-------- Available records --------
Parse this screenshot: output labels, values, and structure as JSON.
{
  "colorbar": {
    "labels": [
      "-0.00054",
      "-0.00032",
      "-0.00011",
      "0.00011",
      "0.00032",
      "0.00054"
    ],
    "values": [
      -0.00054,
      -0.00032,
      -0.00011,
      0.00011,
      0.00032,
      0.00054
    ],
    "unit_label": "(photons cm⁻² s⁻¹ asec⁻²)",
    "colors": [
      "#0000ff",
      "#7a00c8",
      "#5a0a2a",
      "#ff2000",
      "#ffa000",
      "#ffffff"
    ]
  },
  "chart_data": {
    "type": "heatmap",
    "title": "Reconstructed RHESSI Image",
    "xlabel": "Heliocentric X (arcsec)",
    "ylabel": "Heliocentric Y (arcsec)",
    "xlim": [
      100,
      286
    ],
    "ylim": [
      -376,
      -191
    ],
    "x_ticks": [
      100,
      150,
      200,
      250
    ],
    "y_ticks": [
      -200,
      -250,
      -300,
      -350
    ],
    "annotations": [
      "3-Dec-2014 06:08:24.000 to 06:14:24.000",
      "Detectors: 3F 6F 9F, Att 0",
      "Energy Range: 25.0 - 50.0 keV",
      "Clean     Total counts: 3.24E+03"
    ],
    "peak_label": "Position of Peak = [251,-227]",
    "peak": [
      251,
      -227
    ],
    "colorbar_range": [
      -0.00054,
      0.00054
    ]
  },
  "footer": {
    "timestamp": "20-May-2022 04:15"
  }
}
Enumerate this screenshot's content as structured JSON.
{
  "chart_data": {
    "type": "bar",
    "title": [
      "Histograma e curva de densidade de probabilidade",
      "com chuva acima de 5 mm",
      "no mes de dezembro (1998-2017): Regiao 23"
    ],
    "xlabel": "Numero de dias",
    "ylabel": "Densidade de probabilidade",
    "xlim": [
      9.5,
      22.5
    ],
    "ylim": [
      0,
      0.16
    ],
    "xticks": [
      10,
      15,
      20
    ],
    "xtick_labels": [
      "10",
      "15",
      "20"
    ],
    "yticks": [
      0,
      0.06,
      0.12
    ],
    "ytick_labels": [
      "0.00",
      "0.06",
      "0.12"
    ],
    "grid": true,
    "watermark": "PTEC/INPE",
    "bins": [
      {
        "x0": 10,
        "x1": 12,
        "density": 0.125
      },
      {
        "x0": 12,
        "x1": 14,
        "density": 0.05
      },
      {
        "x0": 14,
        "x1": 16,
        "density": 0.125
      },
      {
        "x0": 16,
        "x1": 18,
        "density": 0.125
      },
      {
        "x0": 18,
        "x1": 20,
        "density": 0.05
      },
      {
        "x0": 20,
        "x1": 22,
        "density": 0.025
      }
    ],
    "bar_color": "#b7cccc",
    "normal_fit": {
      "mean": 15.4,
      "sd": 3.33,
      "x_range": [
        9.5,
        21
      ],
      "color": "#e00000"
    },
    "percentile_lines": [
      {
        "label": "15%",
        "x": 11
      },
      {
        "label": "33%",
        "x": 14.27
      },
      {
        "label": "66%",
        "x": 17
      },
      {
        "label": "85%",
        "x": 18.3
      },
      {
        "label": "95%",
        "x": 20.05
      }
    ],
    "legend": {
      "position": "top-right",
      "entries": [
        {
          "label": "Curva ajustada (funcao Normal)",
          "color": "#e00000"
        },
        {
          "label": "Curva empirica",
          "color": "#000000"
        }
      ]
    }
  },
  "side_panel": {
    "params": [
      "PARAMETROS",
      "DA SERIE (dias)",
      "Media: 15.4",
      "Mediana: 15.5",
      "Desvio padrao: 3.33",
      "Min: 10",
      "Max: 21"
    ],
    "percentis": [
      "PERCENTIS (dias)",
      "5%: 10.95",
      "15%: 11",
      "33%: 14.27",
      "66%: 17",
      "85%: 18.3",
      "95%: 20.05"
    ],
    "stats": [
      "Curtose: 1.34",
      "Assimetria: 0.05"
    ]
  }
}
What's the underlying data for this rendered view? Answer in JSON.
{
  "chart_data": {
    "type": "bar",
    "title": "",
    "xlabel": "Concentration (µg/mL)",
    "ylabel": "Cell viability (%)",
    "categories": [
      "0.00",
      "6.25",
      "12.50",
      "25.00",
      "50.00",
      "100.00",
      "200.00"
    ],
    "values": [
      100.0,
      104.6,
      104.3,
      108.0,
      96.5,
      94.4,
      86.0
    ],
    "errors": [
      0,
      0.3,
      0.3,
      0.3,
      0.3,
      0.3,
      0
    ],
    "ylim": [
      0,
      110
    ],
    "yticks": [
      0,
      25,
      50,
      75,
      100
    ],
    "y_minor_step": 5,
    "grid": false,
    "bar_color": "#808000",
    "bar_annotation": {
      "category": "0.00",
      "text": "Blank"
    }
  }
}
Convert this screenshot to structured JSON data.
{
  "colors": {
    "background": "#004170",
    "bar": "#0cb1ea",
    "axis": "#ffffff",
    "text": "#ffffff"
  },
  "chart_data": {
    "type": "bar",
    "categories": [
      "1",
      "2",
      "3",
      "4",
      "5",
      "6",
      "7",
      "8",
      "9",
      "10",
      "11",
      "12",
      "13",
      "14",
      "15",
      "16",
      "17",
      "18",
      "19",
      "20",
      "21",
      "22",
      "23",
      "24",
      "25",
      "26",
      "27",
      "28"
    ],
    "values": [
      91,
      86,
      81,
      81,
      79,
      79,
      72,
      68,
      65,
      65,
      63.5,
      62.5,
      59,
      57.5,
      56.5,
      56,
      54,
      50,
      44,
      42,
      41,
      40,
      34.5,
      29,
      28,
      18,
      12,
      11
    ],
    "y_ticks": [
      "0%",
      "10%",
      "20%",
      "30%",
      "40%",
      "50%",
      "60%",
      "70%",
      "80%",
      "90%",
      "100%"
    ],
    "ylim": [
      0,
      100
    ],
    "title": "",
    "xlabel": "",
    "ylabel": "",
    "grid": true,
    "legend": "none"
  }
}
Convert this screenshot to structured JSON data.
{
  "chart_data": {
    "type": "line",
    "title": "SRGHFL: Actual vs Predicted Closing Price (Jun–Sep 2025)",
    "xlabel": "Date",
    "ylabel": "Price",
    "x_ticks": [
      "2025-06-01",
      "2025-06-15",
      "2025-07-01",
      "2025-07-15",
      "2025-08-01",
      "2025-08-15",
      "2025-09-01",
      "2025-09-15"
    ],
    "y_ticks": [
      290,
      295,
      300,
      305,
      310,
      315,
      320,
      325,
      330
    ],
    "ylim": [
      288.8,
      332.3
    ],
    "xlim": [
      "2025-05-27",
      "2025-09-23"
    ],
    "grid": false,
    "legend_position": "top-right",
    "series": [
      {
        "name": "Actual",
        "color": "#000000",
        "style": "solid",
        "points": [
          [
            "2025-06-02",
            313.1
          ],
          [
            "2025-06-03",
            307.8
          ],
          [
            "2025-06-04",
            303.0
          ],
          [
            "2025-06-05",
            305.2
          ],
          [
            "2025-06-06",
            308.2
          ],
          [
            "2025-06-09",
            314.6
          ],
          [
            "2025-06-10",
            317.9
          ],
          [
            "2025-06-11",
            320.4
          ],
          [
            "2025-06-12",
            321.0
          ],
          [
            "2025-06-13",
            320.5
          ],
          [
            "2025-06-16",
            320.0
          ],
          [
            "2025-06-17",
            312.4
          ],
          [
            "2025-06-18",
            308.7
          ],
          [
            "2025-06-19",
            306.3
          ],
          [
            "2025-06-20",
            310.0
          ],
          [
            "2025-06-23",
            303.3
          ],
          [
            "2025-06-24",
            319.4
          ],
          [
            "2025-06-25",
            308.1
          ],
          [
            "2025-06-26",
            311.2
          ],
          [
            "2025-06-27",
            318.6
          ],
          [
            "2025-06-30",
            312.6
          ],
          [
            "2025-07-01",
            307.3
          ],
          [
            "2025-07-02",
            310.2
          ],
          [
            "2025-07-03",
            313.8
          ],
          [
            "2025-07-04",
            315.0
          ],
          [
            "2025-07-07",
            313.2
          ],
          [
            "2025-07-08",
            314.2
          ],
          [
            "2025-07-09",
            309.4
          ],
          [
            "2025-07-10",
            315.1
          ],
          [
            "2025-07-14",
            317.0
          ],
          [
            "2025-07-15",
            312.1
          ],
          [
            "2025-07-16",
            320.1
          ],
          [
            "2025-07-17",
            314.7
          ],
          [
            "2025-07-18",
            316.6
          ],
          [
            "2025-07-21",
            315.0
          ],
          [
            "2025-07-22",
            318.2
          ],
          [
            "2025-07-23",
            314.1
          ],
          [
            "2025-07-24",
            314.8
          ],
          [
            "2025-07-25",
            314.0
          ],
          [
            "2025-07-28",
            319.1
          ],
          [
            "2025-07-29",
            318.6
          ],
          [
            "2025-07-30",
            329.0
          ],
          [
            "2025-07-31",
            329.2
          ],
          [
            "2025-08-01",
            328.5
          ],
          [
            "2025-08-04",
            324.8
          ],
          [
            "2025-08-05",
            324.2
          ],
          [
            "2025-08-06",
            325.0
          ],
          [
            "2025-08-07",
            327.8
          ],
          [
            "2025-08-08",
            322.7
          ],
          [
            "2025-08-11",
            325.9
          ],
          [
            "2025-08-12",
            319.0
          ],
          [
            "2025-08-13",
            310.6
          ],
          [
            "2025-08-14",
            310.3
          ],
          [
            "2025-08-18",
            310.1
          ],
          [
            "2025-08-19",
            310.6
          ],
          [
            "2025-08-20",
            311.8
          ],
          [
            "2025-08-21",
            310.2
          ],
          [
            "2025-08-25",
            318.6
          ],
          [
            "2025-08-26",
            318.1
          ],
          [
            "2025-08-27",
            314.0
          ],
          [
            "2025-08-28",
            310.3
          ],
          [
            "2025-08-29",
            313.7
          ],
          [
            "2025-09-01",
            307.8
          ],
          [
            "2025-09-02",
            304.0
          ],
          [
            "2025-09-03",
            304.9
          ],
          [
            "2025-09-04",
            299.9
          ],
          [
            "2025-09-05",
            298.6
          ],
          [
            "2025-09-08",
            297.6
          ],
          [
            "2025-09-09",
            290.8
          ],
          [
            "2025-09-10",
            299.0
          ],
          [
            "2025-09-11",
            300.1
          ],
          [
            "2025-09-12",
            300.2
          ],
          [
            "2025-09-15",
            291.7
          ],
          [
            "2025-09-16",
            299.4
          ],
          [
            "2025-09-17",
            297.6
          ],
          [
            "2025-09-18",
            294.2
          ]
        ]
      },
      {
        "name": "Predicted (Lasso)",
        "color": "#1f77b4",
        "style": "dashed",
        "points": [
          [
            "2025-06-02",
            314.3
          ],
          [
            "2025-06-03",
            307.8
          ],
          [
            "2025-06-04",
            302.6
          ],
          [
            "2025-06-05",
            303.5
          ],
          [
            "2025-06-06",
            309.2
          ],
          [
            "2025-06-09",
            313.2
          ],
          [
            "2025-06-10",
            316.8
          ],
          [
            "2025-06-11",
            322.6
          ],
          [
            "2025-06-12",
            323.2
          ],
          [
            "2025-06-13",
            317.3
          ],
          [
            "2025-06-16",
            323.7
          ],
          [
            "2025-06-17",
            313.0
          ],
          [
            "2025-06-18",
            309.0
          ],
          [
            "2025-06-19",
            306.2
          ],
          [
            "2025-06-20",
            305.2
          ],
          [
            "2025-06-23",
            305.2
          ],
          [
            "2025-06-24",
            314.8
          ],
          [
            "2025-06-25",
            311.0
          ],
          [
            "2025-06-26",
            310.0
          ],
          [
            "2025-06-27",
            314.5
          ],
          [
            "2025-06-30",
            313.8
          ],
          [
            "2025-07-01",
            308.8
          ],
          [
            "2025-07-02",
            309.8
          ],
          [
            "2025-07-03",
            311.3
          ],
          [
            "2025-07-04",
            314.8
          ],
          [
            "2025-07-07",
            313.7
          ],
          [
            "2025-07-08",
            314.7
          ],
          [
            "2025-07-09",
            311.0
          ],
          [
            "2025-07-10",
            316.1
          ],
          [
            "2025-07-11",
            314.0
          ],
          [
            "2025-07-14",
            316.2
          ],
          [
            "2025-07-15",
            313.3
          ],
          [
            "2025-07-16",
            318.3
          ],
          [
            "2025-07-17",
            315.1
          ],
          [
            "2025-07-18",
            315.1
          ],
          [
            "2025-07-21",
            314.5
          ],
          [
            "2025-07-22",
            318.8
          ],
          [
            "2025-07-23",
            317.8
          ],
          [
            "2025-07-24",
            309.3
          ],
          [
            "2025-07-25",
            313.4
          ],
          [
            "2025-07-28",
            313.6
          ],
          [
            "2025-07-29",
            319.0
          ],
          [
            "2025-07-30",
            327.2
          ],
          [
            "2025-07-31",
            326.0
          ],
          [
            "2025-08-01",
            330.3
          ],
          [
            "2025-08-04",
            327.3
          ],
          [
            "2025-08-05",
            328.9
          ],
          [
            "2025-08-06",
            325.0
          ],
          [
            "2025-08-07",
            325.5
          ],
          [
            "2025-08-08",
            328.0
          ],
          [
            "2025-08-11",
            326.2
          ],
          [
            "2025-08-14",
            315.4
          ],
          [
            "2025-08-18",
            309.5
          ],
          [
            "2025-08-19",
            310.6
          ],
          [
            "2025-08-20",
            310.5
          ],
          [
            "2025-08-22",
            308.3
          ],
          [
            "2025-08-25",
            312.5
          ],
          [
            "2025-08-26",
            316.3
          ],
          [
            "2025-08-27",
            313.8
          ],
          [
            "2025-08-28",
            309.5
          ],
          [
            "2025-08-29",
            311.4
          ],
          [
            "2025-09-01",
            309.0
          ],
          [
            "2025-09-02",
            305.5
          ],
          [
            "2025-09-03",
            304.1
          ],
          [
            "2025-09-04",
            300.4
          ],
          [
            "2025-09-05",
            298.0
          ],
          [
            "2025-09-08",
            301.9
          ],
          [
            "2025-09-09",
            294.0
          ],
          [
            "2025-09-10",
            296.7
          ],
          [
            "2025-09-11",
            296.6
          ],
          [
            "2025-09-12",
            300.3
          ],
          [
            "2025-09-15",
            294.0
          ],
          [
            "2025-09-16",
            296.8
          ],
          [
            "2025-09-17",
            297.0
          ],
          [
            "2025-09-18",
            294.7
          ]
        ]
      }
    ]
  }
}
--------
_What is needed_. Determine how many lines of the data contain the word "screenshot", and reply with that number only.

_Full response_. 4